*Travail à faire:* D'après le texte sur le tournant romantique, qu'est-ce qui stimule la création durant la période 1750-1850 ? Expliquez-le en une à trois phrases.

Le tournant romantique

 

En 1748, dans sa préface de Sémiramis, Voltaire tonne encore contre Shakespeare et qualifie Hamlet de « pièce grossière et barbare qui ne serait pas supportée par la plus vile populace de France et d'Italie ». Mais la roue tourne. La période 1750-1850 s'ouvre sur le moment où le classicisme triomphant, incarné par les auteurs français du Grand Siècle, est attaqué, sapé et minimisé par les précurseurs et les fondateurs du mouvement romantique d'abord hors de France puis en France même. Les Chants d'Ossian et la Chanson des Nibelungen ouvrent la voie : aux sources d'inspiration homérique et mythologique venues de la Grèce antique succèdent les chants épiques de l'Europe rhénane et nordique. La création se retrouve stimulée par les contes du terroir et la redécouverte de manuscrits anciens. Le cycle du roi Arthur conduit dans une même inspiration populaire au Kalevala et dans la foulée jusqu'au… Seigneur des Anneaux. Avec ses best-sellers Walter Scott joue le rôle du grand écrivain national en Grande-Bretagne. En même temps, c'est contre la domination napoléonienne que poètes et patriotes se dressent partout en Europe.

*Jeu de données:*
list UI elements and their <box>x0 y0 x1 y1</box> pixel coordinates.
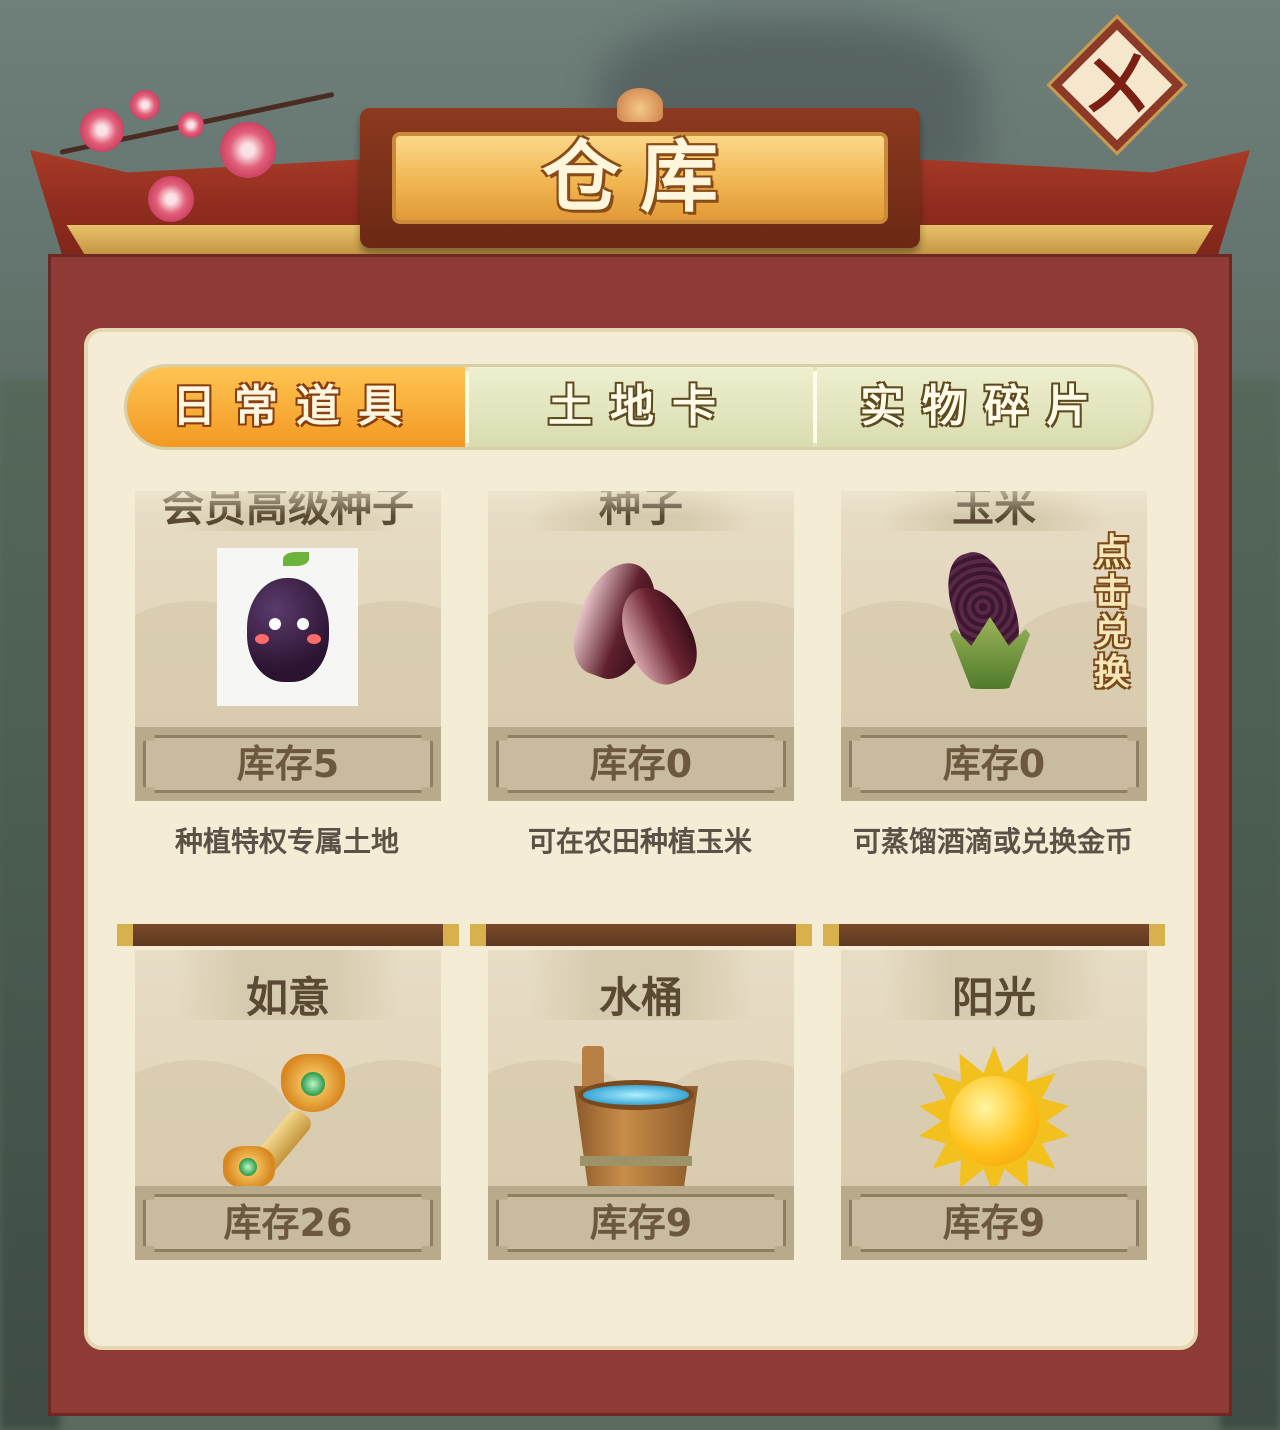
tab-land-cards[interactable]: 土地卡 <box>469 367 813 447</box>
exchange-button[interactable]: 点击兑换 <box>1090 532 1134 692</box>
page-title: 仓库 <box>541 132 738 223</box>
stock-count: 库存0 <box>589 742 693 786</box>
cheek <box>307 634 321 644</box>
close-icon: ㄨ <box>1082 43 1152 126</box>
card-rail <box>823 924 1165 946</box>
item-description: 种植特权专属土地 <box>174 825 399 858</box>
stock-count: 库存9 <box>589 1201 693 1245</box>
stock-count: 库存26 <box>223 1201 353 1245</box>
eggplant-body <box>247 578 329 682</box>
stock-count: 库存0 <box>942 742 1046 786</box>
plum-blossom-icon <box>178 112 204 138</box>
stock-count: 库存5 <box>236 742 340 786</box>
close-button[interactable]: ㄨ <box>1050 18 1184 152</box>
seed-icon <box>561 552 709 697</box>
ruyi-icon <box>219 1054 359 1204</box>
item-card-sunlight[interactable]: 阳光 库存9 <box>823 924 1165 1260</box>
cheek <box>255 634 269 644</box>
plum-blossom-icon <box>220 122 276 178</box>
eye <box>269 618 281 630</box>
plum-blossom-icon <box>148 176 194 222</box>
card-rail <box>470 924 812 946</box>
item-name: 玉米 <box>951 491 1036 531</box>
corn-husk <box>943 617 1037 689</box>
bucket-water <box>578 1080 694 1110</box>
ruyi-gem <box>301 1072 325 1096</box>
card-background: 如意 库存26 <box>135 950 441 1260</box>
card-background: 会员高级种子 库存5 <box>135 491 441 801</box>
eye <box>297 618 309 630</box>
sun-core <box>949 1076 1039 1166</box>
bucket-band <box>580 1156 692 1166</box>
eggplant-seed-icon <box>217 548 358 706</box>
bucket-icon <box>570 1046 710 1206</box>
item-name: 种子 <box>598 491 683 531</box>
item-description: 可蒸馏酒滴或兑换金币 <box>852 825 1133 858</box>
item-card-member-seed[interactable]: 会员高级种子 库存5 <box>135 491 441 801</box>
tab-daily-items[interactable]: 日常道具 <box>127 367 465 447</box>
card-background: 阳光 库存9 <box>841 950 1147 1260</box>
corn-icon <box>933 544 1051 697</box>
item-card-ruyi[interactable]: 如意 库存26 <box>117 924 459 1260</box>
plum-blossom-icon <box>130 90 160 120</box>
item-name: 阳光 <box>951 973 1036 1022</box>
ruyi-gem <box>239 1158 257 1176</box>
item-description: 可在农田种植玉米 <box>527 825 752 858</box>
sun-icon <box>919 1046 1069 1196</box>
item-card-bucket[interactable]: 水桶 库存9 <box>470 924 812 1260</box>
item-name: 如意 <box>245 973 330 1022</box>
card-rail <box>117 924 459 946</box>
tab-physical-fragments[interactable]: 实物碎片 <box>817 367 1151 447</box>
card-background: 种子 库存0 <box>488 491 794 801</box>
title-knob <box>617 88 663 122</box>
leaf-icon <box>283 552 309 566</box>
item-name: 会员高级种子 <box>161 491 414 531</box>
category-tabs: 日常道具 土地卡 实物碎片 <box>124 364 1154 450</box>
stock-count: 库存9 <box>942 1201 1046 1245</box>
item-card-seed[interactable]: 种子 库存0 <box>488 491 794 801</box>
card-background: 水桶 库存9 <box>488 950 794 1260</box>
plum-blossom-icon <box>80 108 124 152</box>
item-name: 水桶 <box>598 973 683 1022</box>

--

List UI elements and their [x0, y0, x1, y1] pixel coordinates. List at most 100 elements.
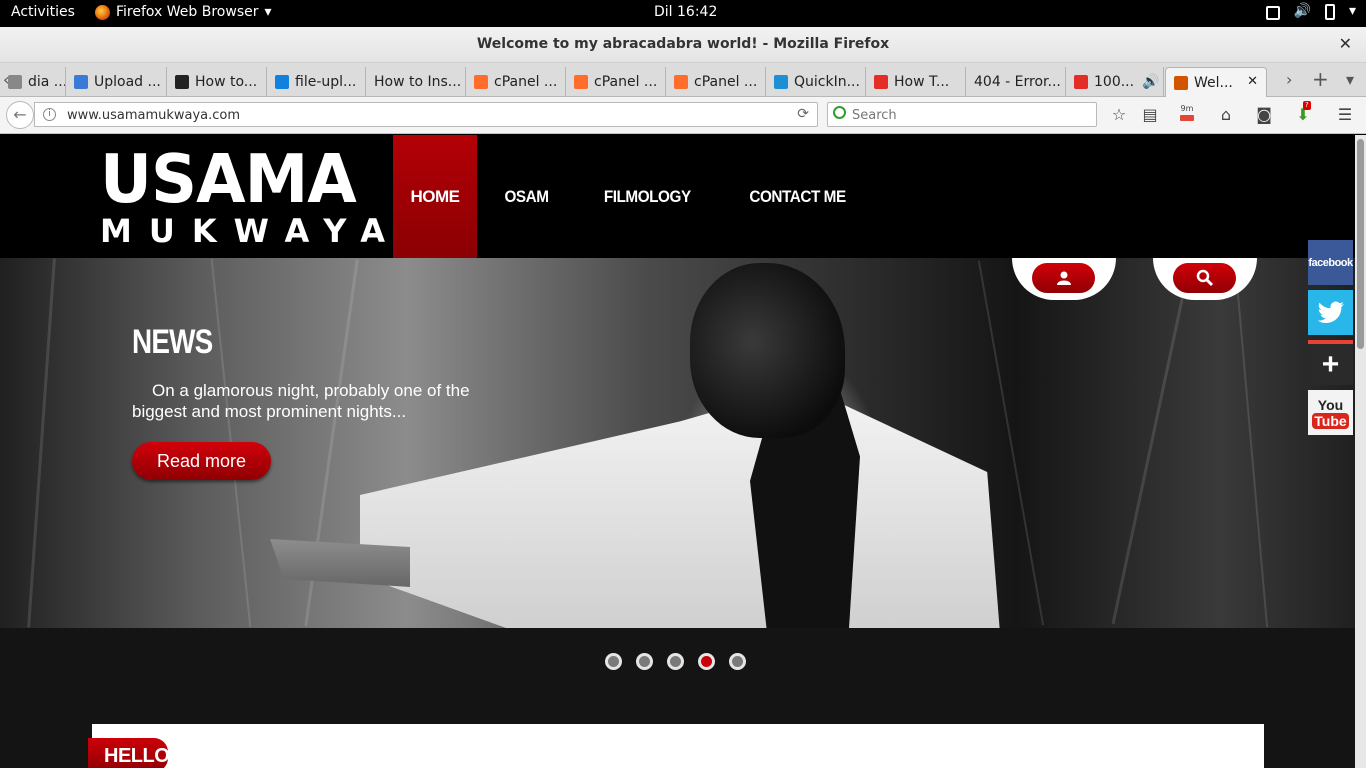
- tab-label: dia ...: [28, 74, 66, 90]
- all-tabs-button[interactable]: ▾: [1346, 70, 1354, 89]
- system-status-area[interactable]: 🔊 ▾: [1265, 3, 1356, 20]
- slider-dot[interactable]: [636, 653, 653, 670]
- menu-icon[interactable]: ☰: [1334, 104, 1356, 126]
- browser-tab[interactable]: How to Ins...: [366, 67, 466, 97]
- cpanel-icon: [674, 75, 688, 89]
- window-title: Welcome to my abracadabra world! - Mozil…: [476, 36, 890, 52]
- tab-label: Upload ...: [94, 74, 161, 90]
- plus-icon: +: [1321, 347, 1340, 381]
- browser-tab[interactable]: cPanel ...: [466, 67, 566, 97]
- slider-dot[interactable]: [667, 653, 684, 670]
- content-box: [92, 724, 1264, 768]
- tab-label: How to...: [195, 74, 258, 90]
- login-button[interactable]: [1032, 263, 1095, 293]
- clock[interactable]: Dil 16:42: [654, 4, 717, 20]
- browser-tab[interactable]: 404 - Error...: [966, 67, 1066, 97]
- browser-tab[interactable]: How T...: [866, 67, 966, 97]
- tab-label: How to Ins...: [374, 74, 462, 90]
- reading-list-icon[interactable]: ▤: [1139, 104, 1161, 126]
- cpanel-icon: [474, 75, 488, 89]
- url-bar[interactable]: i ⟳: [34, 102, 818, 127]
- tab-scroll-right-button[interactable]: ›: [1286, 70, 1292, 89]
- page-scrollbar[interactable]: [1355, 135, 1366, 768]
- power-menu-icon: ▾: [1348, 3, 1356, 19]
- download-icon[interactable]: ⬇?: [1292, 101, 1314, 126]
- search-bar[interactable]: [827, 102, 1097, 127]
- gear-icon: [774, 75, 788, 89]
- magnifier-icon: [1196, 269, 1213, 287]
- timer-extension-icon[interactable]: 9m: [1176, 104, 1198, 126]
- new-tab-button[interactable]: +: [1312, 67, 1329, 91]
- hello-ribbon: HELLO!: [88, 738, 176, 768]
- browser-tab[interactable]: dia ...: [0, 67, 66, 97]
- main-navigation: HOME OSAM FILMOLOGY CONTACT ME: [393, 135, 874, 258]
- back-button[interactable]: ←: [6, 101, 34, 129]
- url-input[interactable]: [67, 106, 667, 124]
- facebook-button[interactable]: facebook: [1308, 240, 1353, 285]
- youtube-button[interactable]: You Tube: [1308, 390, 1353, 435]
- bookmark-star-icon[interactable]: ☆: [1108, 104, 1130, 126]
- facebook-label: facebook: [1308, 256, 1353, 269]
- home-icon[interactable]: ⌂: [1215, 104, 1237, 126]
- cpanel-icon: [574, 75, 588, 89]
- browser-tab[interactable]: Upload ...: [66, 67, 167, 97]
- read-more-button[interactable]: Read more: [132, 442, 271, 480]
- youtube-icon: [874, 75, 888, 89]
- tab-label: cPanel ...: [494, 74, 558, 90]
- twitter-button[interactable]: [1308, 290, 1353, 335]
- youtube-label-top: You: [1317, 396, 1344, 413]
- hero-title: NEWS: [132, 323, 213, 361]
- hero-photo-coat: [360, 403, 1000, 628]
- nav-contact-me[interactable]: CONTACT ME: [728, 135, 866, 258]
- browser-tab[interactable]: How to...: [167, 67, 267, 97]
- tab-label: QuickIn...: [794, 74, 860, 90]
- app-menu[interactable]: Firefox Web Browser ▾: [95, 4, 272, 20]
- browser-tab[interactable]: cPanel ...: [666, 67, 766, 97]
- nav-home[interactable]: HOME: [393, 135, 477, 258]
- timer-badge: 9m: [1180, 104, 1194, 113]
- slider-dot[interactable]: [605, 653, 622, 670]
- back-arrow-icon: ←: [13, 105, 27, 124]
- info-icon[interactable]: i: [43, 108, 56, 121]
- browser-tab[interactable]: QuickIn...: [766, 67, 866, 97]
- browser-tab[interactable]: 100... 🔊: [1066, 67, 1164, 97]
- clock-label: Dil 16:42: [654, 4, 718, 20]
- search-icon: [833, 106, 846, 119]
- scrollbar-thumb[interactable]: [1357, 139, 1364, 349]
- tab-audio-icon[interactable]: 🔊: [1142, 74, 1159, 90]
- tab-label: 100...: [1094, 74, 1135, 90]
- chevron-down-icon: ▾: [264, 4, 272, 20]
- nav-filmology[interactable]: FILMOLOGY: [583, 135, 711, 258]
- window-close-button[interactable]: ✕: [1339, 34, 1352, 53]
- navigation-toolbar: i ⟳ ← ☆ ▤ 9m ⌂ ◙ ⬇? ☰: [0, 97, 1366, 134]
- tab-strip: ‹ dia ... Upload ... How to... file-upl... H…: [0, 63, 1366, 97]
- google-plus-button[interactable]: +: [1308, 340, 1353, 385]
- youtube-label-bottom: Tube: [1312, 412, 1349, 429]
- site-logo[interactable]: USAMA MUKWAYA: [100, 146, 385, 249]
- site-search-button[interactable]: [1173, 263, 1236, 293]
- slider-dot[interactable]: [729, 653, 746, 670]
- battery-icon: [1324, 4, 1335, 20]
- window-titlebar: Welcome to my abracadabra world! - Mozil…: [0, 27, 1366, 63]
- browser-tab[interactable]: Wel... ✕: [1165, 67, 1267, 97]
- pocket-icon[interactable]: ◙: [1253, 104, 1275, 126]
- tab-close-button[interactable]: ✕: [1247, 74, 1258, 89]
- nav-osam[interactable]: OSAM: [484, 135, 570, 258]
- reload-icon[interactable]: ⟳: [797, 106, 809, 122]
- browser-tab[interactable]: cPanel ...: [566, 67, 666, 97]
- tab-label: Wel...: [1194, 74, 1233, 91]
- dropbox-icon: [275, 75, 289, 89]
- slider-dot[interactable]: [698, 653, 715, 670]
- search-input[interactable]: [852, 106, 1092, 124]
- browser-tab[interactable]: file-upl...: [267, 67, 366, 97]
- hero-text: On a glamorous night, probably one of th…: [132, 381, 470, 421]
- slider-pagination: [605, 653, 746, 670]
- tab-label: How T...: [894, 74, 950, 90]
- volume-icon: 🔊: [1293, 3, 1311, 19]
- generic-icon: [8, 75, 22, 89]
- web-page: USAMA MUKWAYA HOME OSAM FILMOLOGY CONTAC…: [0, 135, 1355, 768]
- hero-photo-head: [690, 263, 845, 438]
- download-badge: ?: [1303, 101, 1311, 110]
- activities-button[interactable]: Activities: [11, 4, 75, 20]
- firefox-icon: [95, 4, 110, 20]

*Réponse complète:* La création est stimulée par les contes du terroir et par la redécouverte de manuscrits anciens. Aux sources homériques et mythologiques de la Grèce antique succèdent alors les chants épiques de l'Europe rhénane et nordique, comme les Chants d'Ossian et la Chanson des Nibelungen.